-- begin Available data --
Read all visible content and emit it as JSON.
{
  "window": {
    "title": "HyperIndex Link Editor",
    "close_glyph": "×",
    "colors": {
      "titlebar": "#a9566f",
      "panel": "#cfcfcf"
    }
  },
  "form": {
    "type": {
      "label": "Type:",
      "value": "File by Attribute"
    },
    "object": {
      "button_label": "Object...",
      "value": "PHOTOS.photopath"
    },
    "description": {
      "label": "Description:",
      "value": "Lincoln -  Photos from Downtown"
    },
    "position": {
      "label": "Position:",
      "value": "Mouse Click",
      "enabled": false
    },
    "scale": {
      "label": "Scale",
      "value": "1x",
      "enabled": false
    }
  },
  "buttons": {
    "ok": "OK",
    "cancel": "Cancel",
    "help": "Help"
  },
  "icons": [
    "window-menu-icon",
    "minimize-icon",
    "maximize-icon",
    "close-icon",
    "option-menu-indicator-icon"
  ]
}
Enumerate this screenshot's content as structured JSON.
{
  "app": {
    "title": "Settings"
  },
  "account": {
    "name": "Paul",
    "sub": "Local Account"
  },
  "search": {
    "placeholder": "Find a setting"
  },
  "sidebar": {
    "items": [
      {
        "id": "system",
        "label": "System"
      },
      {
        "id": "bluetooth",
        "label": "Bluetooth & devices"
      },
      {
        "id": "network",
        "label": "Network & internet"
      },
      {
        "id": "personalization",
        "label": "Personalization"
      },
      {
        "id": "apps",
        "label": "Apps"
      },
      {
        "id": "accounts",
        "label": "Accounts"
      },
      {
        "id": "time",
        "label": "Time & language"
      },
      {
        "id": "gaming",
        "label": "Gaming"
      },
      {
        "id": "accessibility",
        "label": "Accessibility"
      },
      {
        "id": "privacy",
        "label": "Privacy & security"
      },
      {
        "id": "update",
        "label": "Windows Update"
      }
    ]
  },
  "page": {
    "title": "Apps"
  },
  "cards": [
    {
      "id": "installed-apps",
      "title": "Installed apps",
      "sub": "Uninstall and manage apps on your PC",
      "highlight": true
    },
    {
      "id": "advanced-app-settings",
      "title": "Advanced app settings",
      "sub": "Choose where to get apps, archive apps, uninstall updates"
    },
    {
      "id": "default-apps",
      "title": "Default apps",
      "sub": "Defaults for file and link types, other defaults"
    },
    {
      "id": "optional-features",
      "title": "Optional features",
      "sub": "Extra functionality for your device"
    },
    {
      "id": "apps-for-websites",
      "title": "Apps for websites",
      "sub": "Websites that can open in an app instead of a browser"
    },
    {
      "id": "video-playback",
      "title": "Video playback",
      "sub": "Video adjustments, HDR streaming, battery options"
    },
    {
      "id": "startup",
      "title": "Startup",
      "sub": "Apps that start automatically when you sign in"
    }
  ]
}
-- end Available data --
** Task description **
Pick out each line containing the string "JSON" and copy it.

** Solved exercise **
Read all visible content and emit it as JSON.
Enumerate this screenshot's content as structured JSON.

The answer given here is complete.